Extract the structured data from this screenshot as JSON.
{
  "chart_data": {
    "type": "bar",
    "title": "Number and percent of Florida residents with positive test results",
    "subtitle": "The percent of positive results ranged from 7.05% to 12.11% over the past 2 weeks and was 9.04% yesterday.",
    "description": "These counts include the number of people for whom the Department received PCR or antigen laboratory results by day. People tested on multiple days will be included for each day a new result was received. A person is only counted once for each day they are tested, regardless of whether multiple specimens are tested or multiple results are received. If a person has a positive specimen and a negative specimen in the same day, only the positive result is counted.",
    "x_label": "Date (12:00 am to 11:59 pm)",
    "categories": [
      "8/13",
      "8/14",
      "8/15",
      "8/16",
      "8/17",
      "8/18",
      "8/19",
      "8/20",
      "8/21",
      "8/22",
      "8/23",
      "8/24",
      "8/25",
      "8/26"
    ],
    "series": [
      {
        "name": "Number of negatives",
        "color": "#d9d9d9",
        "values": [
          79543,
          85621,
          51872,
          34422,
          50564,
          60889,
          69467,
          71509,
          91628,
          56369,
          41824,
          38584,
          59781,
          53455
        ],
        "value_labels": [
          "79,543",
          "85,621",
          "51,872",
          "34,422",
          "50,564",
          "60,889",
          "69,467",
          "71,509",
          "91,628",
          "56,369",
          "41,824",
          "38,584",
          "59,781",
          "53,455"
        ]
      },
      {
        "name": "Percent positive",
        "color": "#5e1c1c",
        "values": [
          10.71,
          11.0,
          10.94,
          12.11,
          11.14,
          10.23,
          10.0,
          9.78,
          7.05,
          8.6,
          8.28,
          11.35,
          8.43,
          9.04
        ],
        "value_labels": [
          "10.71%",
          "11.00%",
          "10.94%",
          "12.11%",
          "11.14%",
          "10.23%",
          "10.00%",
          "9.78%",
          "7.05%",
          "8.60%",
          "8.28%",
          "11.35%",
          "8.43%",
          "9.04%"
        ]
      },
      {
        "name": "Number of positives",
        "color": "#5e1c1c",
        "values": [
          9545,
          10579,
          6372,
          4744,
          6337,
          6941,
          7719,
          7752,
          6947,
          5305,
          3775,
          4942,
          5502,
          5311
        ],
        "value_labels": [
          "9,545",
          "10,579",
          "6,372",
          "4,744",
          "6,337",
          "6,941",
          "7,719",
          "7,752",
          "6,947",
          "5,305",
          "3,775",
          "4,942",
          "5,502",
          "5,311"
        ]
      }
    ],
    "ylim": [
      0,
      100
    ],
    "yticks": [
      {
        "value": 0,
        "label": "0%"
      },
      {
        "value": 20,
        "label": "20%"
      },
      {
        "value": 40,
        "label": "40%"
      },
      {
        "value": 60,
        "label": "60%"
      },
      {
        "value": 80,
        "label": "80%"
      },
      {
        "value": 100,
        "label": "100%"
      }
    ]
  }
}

## EXERCISE
Copy the records above exactly as they appear.

## SOLUTION TO THE EXERCISE
Extract the structured data from this screenshot as JSON.
{
  "chart_data": {
    "type": "bar",
    "title": "Number and percent of Florida residents with positive test results",
    "subtitle": "The percent of positive results ranged from 7.05% to 12.11% over the past 2 weeks and was 9.04% yesterday.",
    "description": "These counts include the number of people for whom the Department received PCR or antigen laboratory results by day. People tested on multiple days will be included for each day a new result was received. A person is only counted once for each day they are tested, regardless of whether multiple specimens are tested or multiple results are received. If a person has a positive specimen and a negative specimen in the same day, only the positive result is counted.",
    "x_label": "Date (12:00 am to 11:59 pm)",
    "categories": [
      "8/13",
      "8/14",
      "8/15",
      "8/16",
      "8/17",
      "8/18",
      "8/19",
      "8/20",
      "8/21",
      "8/22",
      "8/23",
      "8/24",
      "8/25",
      "8/26"
    ],
    "series": [
      {
        "name": "Number of negatives",
        "color": "#d9d9d9",
        "values": [
          79543,
          85621,
          51872,
          34422,
          50564,
          60889,
          69467,
          71509,
          91628,
          56369,
          41824,
          38584,
          59781,
          53455
        ],
        "value_labels": [
          "79,543",
          "85,621",
          "51,872",
          "34,422",
          "50,564",
          "60,889",
          "69,467",
          "71,509",
          "91,628",
          "56,369",
          "41,824",
          "38,584",
          "59,781",
          "53,455"
        ]
      },
      {
        "name": "Percent positive",
        "color": "#5e1c1c",
        "values": [
          10.71,
          11.0,
          10.94,
          12.11,
          11.14,
          10.23,
          10.0,
          9.78,
          7.05,
          8.6,
          8.28,
          11.35,
          8.43,
          9.04
        ],
        "value_labels": [
          "10.71%",
          "11.00%",
          "10.94%",
          "12.11%",
          "11.14%",
          "10.23%",
          "10.00%",
          "9.78%",
          "7.05%",
          "8.60%",
          "8.28%",
          "11.35%",
          "8.43%",
          "9.04%"
        ]
      },
      {
        "name": "Number of positives",
        "color": "#5e1c1c",
        "values": [
          9545,
          10579,
          6372,
          4744,
          6337,
          6941,
          7719,
          7752,
          6947,
          5305,
          3775,
          4942,
          5502,
          5311
        ],
        "value_labels": [
          "9,545",
          "10,579",
          "6,372",
          "4,744",
          "6,337",
          "6,941",
          "7,719",
          "7,752",
          "6,947",
          "5,305",
          "3,775",
          "4,942",
          "5,502",
          "5,311"
        ]
      }
    ],
    "ylim": [
      0,
      100
    ],
    "yticks": [
      {
        "value": 0,
        "label": "0%"
      },
      {
        "value": 20,
        "label": "20%"
      },
      {
        "value": 40,
        "label": "40%"
      },
      {
        "value": 60,
        "label": "60%"
      },
      {
        "value": 80,
        "label": "80%"
      },
      {
        "value": 100,
        "label": "100%"
      }
    ]
  }
}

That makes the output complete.